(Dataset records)
- - - -

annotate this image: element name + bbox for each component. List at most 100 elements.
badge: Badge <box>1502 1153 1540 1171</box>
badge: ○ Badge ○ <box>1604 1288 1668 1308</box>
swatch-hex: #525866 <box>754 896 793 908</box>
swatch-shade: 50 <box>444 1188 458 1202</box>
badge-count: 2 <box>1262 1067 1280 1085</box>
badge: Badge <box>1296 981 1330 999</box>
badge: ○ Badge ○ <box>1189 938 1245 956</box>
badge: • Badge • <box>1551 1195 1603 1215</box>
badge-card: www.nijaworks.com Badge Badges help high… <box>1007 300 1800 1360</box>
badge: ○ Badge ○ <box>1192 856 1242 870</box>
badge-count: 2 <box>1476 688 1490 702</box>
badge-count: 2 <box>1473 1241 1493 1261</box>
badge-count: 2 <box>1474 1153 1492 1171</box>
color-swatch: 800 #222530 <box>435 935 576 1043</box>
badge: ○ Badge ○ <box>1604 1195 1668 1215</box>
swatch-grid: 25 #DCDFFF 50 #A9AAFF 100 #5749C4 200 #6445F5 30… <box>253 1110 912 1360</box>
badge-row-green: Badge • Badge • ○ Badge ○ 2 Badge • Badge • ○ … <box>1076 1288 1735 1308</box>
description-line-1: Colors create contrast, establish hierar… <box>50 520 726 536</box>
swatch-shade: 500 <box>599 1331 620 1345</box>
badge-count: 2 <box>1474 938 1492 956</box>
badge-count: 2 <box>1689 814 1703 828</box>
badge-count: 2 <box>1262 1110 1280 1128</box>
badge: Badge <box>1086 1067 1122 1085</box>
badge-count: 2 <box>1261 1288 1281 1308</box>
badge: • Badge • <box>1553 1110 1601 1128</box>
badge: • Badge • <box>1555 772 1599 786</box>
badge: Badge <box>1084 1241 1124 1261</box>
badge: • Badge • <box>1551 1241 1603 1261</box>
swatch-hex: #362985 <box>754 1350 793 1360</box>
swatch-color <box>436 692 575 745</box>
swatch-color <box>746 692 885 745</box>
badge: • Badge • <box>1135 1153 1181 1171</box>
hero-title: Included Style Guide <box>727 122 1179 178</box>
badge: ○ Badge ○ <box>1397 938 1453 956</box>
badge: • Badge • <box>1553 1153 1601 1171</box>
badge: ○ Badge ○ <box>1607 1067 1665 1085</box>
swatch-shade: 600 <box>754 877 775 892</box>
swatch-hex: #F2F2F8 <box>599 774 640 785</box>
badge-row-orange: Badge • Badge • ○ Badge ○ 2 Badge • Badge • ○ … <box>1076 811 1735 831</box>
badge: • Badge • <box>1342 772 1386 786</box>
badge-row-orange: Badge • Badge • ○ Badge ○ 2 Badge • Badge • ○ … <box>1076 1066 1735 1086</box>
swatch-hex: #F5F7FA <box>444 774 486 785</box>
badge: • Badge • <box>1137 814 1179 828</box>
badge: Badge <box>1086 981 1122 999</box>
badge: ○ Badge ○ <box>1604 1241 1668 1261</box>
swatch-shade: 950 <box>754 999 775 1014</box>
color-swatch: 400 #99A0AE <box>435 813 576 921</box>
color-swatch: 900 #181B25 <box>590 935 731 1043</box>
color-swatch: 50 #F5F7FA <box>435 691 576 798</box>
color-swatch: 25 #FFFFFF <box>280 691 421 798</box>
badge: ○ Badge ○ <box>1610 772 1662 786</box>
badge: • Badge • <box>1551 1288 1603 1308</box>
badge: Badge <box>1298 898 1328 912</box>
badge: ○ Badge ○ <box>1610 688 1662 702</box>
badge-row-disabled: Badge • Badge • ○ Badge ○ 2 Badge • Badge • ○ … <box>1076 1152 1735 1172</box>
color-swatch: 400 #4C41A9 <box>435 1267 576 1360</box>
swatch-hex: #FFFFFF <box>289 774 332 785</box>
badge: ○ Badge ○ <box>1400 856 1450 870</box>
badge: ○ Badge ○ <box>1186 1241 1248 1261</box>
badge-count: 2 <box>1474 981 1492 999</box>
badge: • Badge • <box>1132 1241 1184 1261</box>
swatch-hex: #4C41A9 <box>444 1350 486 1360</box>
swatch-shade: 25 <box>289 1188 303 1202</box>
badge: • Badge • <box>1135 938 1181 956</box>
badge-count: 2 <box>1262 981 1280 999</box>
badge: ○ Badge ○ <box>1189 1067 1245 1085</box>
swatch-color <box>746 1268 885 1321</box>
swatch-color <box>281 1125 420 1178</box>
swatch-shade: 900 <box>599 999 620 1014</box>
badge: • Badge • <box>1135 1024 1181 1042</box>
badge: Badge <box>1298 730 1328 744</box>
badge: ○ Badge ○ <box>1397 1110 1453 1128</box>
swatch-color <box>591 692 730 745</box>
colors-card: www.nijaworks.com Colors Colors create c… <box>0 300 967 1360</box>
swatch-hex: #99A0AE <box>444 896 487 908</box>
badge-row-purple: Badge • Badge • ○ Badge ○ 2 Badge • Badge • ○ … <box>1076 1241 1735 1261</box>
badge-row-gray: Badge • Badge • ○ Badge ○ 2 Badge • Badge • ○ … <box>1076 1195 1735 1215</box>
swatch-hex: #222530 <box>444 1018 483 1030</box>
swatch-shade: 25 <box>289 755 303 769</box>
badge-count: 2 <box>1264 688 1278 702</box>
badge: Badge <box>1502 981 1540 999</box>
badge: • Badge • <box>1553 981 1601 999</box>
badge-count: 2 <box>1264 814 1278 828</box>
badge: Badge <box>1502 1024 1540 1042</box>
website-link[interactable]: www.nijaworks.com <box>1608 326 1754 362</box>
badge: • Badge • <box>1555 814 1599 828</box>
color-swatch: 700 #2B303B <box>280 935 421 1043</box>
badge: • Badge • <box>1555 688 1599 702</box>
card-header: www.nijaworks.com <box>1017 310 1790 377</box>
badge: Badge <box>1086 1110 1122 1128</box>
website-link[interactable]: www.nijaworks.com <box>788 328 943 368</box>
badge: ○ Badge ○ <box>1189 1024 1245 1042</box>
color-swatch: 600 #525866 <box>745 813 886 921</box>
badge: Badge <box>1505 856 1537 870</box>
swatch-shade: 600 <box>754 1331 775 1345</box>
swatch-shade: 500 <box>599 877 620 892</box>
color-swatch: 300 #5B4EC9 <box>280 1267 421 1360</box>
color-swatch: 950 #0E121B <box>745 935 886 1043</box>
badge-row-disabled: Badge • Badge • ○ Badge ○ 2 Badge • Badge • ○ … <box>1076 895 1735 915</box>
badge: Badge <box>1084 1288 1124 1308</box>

- - - -

Reproduce the entries above, putting "count-badge" in place of every occurrence of "badge-count" and keeping everything else unchanged.

# COMPLETED EXERCISE:
annotate this image: element name + bbox for each component. List at most 100 elements.
badge: Badge <box>1502 1153 1540 1171</box>
badge: ○ Badge ○ <box>1604 1288 1668 1308</box>
swatch-hex: #525866 <box>754 896 793 908</box>
swatch-shade: 50 <box>444 1188 458 1202</box>
count-badge: 2 <box>1262 1067 1280 1085</box>
badge: Badge <box>1296 981 1330 999</box>
badge: ○ Badge ○ <box>1189 938 1245 956</box>
badge: • Badge • <box>1551 1195 1603 1215</box>
badge-card: www.nijaworks.com Badge Badges help high… <box>1007 300 1800 1360</box>
badge: ○ Badge ○ <box>1192 856 1242 870</box>
count-badge: 2 <box>1476 688 1490 702</box>
count-badge: 2 <box>1473 1241 1493 1261</box>
count-badge: 2 <box>1474 1153 1492 1171</box>
color-swatch: 800 #222530 <box>435 935 576 1043</box>
badge: ○ Badge ○ <box>1604 1195 1668 1215</box>
swatch-grid: 25 #DCDFFF 50 #A9AAFF 100 #5749C4 200 #6445F5 30… <box>253 1110 912 1360</box>
badge-row-green: Badge • Badge • ○ Badge ○ 2 Badge • Badge • ○ … <box>1076 1288 1735 1308</box>
description-line-1: Colors create contrast, establish hierar… <box>50 520 726 536</box>
swatch-shade: 500 <box>599 1331 620 1345</box>
count-badge: 2 <box>1474 938 1492 956</box>
count-badge: 2 <box>1689 814 1703 828</box>
count-badge: 2 <box>1262 1110 1280 1128</box>
badge: Badge <box>1086 1067 1122 1085</box>
count-badge: 2 <box>1261 1288 1281 1308</box>
badge: • Badge • <box>1553 1110 1601 1128</box>
badge: • Badge • <box>1555 772 1599 786</box>
badge: Badge <box>1084 1241 1124 1261</box>
badge: • Badge • <box>1551 1241 1603 1261</box>
swatch-hex: #362985 <box>754 1350 793 1360</box>
swatch-color <box>436 692 575 745</box>
swatch-color <box>746 692 885 745</box>
badge: • Badge • <box>1135 1153 1181 1171</box>
hero-title: Included Style Guide <box>727 122 1179 178</box>
badge: ○ Badge ○ <box>1397 938 1453 956</box>
badge: • Badge • <box>1553 1153 1601 1171</box>
badge: ○ Badge ○ <box>1607 1067 1665 1085</box>
swatch-shade: 600 <box>754 877 775 892</box>
swatch-hex: #F2F2F8 <box>599 774 640 785</box>
badge-row-orange: Badge • Badge • ○ Badge ○ 2 Badge • Badge • ○ … <box>1076 811 1735 831</box>
badge: • Badge • <box>1342 772 1386 786</box>
badge-row-orange: Badge • Badge • ○ Badge ○ 2 Badge • Badge • ○ … <box>1076 1066 1735 1086</box>
swatch-hex: #F5F7FA <box>444 774 486 785</box>
badge: • Badge • <box>1137 814 1179 828</box>
badge: Badge <box>1086 981 1122 999</box>
badge: ○ Badge ○ <box>1604 1241 1668 1261</box>
swatch-shade: 950 <box>754 999 775 1014</box>
color-swatch: 400 #99A0AE <box>435 813 576 921</box>
color-swatch: 900 #181B25 <box>590 935 731 1043</box>
color-swatch: 50 #F5F7FA <box>435 691 576 798</box>
color-swatch: 25 #FFFFFF <box>280 691 421 798</box>
badge: ○ Badge ○ <box>1610 772 1662 786</box>
badge: • Badge • <box>1551 1288 1603 1308</box>
badge: Badge <box>1298 898 1328 912</box>
badge: ○ Badge ○ <box>1610 688 1662 702</box>
badge-row-disabled: Badge • Badge • ○ Badge ○ 2 Badge • Badge • ○ … <box>1076 1152 1735 1172</box>
color-swatch: 400 #4C41A9 <box>435 1267 576 1360</box>
swatch-hex: #FFFFFF <box>289 774 332 785</box>
badge: ○ Badge ○ <box>1400 856 1450 870</box>
badge: ○ Badge ○ <box>1186 1241 1248 1261</box>
count-badge: 2 <box>1474 981 1492 999</box>
badge: • Badge • <box>1132 1241 1184 1261</box>
swatch-hex: #4C41A9 <box>444 1350 486 1360</box>
swatch-shade: 25 <box>289 1188 303 1202</box>
badge: • Badge • <box>1135 938 1181 956</box>
count-badge: 2 <box>1262 981 1280 999</box>
badge: ○ Badge ○ <box>1189 1067 1245 1085</box>
swatch-color <box>746 1268 885 1321</box>
swatch-color <box>281 1125 420 1178</box>
swatch-shade: 900 <box>599 999 620 1014</box>
badge: • Badge • <box>1135 1024 1181 1042</box>
badge: Badge <box>1298 730 1328 744</box>
badge: ○ Badge ○ <box>1397 1110 1453 1128</box>
swatch-color <box>591 692 730 745</box>
colors-card: www.nijaworks.com Colors Colors create c… <box>0 300 967 1360</box>
swatch-hex: #99A0AE <box>444 896 487 908</box>
badge-row-purple: Badge • Badge • ○ Badge ○ 2 Badge • Badge • ○ … <box>1076 1241 1735 1261</box>
badge-row-gray: Badge • Badge • ○ Badge ○ 2 Badge • Badge • ○ … <box>1076 1195 1735 1215</box>
swatch-hex: #222530 <box>444 1018 483 1030</box>
swatch-shade: 25 <box>289 755 303 769</box>
count-badge: 2 <box>1264 688 1278 702</box>
badge: Badge <box>1502 981 1540 999</box>
badge: • Badge • <box>1553 981 1601 999</box>
count-badge: 2 <box>1264 814 1278 828</box>
badge: Badge <box>1502 1024 1540 1042</box>
website-link[interactable]: www.nijaworks.com <box>1608 326 1754 362</box>
badge: • Badge • <box>1555 814 1599 828</box>
color-swatch: 700 #2B303B <box>280 935 421 1043</box>
badge: • Badge • <box>1555 688 1599 702</box>
card-header: www.nijaworks.com <box>1017 310 1790 377</box>
badge: Badge <box>1086 1110 1122 1128</box>
website-link[interactable]: www.nijaworks.com <box>788 328 943 368</box>
badge: ○ Badge ○ <box>1189 1024 1245 1042</box>
color-swatch: 600 #525866 <box>745 813 886 921</box>
badge: Badge <box>1505 856 1537 870</box>
swatch-shade: 600 <box>754 1331 775 1345</box>
swatch-shade: 500 <box>599 877 620 892</box>
color-swatch: 300 #5B4EC9 <box>280 1267 421 1360</box>
color-swatch: 950 #0E121B <box>745 935 886 1043</box>
badge-row-disabled: Badge • Badge • ○ Badge ○ 2 Badge • Badge • ○ … <box>1076 895 1735 915</box>
badge: Badge <box>1084 1288 1124 1308</box>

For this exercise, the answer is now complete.